**TASK**
Copy out every line of the data exactly.

**DATA TO PROCESS**

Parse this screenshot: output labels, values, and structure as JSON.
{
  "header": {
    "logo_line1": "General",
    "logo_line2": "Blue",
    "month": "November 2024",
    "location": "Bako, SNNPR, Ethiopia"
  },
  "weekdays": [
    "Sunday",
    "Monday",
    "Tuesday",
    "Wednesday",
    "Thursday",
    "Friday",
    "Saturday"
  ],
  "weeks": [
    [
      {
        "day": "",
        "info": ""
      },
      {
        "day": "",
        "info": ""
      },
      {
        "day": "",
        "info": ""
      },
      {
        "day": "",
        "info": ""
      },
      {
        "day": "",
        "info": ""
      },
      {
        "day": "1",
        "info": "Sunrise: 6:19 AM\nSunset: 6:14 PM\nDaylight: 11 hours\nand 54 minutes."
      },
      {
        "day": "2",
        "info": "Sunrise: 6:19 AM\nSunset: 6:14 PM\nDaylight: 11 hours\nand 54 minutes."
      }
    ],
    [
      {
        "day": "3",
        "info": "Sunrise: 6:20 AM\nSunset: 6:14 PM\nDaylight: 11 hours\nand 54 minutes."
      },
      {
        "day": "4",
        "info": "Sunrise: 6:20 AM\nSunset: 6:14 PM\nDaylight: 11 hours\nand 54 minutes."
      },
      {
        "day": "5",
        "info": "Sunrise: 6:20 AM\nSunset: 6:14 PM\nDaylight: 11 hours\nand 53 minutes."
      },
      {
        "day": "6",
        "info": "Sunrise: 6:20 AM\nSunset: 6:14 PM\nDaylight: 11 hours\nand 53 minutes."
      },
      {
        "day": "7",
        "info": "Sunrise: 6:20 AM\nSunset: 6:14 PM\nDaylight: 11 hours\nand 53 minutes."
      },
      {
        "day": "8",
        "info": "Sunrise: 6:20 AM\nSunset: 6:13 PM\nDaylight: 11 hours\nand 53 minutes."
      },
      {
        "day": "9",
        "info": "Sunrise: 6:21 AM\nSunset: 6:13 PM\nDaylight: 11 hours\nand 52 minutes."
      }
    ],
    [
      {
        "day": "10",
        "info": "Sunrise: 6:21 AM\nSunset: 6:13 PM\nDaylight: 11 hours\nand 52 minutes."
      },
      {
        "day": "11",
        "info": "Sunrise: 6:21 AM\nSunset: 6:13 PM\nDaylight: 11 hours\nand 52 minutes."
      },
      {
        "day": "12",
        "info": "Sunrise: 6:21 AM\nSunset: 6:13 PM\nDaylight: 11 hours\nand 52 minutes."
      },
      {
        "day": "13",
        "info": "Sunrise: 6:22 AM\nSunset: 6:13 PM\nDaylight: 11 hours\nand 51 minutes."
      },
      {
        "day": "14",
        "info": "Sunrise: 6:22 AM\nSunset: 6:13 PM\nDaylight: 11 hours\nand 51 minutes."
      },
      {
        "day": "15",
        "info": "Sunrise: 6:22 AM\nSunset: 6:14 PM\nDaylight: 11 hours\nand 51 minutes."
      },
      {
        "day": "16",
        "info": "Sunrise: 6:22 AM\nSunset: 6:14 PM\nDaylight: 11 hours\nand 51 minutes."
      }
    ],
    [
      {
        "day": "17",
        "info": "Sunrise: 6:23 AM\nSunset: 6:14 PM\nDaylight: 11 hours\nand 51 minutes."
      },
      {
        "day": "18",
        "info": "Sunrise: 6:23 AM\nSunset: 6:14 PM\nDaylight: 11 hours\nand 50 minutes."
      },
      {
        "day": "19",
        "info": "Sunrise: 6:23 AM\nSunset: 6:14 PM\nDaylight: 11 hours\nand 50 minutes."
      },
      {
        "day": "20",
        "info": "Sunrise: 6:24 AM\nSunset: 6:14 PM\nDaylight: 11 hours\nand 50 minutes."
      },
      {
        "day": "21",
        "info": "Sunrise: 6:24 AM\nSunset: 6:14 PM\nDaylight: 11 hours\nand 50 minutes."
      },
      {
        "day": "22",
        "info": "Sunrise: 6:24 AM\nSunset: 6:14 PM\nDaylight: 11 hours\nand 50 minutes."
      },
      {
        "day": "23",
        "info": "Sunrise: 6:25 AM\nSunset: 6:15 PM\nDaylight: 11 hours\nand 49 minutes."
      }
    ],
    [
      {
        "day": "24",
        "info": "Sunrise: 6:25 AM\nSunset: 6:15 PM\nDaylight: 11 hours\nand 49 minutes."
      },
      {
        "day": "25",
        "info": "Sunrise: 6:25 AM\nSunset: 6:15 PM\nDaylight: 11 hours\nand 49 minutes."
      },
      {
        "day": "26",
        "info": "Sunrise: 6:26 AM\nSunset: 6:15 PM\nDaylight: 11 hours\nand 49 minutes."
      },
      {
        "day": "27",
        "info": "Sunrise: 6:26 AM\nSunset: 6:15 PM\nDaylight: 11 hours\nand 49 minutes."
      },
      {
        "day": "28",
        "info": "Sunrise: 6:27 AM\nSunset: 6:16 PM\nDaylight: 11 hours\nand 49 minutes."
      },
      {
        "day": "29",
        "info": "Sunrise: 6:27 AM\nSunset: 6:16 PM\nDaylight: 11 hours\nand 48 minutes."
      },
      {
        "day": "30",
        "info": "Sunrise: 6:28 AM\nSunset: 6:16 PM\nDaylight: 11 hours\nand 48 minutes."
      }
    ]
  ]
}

**ANSWER FOR THIS EXERCISE**
Parse this screenshot: output labels, values, and structure as JSON.
{
  "header": {
    "logo_line1": "General",
    "logo_line2": "Blue",
    "month": "November 2024",
    "location": "Bako, SNNPR, Ethiopia"
  },
  "weekdays": [
    "Sunday",
    "Monday",
    "Tuesday",
    "Wednesday",
    "Thursday",
    "Friday",
    "Saturday"
  ],
  "weeks": [
    [
      {
        "day": "",
        "info": ""
      },
      {
        "day": "",
        "info": ""
      },
      {
        "day": "",
        "info": ""
      },
      {
        "day": "",
        "info": ""
      },
      {
        "day": "",
        "info": ""
      },
      {
        "day": "1",
        "info": "Sunrise: 6:19 AM\nSunset: 6:14 PM\nDaylight: 11 hours\nand 54 minutes."
      },
      {
        "day": "2",
        "info": "Sunrise: 6:19 AM\nSunset: 6:14 PM\nDaylight: 11 hours\nand 54 minutes."
      }
    ],
    [
      {
        "day": "3",
        "info": "Sunrise: 6:20 AM\nSunset: 6:14 PM\nDaylight: 11 hours\nand 54 minutes."
      },
      {
        "day": "4",
        "info": "Sunrise: 6:20 AM\nSunset: 6:14 PM\nDaylight: 11 hours\nand 54 minutes."
      },
      {
        "day": "5",
        "info": "Sunrise: 6:20 AM\nSunset: 6:14 PM\nDaylight: 11 hours\nand 53 minutes."
      },
      {
        "day": "6",
        "info": "Sunrise: 6:20 AM\nSunset: 6:14 PM\nDaylight: 11 hours\nand 53 minutes."
      },
      {
        "day": "7",
        "info": "Sunrise: 6:20 AM\nSunset: 6:14 PM\nDaylight: 11 hours\nand 53 minutes."
      },
      {
        "day": "8",
        "info": "Sunrise: 6:20 AM\nSunset: 6:13 PM\nDaylight: 11 hours\nand 53 minutes."
      },
      {
        "day": "9",
        "info": "Sunrise: 6:21 AM\nSunset: 6:13 PM\nDaylight: 11 hours\nand 52 minutes."
      }
    ],
    [
      {
        "day": "10",
        "info": "Sunrise: 6:21 AM\nSunset: 6:13 PM\nDaylight: 11 hours\nand 52 minutes."
      },
      {
        "day": "11",
        "info": "Sunrise: 6:21 AM\nSunset: 6:13 PM\nDaylight: 11 hours\nand 52 minutes."
      },
      {
        "day": "12",
        "info": "Sunrise: 6:21 AM\nSunset: 6:13 PM\nDaylight: 11 hours\nand 52 minutes."
      },
      {
        "day": "13",
        "info": "Sunrise: 6:22 AM\nSunset: 6:13 PM\nDaylight: 11 hours\nand 51 minutes."
      },
      {
        "day": "14",
        "info": "Sunrise: 6:22 AM\nSunset: 6:13 PM\nDaylight: 11 hours\nand 51 minutes."
      },
      {
        "day": "15",
        "info": "Sunrise: 6:22 AM\nSunset: 6:14 PM\nDaylight: 11 hours\nand 51 minutes."
      },
      {
        "day": "16",
        "info": "Sunrise: 6:22 AM\nSunset: 6:14 PM\nDaylight: 11 hours\nand 51 minutes."
      }
    ],
    [
      {
        "day": "17",
        "info": "Sunrise: 6:23 AM\nSunset: 6:14 PM\nDaylight: 11 hours\nand 51 minutes."
      },
      {
        "day": "18",
        "info": "Sunrise: 6:23 AM\nSunset: 6:14 PM\nDaylight: 11 hours\nand 50 minutes."
      },
      {
        "day": "19",
        "info": "Sunrise: 6:23 AM\nSunset: 6:14 PM\nDaylight: 11 hours\nand 50 minutes."
      },
      {
        "day": "20",
        "info": "Sunrise: 6:24 AM\nSunset: 6:14 PM\nDaylight: 11 hours\nand 50 minutes."
      },
      {
        "day": "21",
        "info": "Sunrise: 6:24 AM\nSunset: 6:14 PM\nDaylight: 11 hours\nand 50 minutes."
      },
      {
        "day": "22",
        "info": "Sunrise: 6:24 AM\nSunset: 6:14 PM\nDaylight: 11 hours\nand 50 minutes."
      },
      {
        "day": "23",
        "info": "Sunrise: 6:25 AM\nSunset: 6:15 PM\nDaylight: 11 hours\nand 49 minutes."
      }
    ],
    [
      {
        "day": "24",
        "info": "Sunrise: 6:25 AM\nSunset: 6:15 PM\nDaylight: 11 hours\nand 49 minutes."
      },
      {
        "day": "25",
        "info": "Sunrise: 6:25 AM\nSunset: 6:15 PM\nDaylight: 11 hours\nand 49 minutes."
      },
      {
        "day": "26",
        "info": "Sunrise: 6:26 AM\nSunset: 6:15 PM\nDaylight: 11 hours\nand 49 minutes."
      },
      {
        "day": "27",
        "info": "Sunrise: 6:26 AM\nSunset: 6:15 PM\nDaylight: 11 hours\nand 49 minutes."
      },
      {
        "day": "28",
        "info": "Sunrise: 6:27 AM\nSunset: 6:16 PM\nDaylight: 11 hours\nand 49 minutes."
      },
      {
        "day": "29",
        "info": "Sunrise: 6:27 AM\nSunset: 6:16 PM\nDaylight: 11 hours\nand 48 minutes."
      },
      {
        "day": "30",
        "info": "Sunrise: 6:28 AM\nSunset: 6:16 PM\nDaylight: 11 hours\nand 48 minutes."
      }
    ]
  ]
}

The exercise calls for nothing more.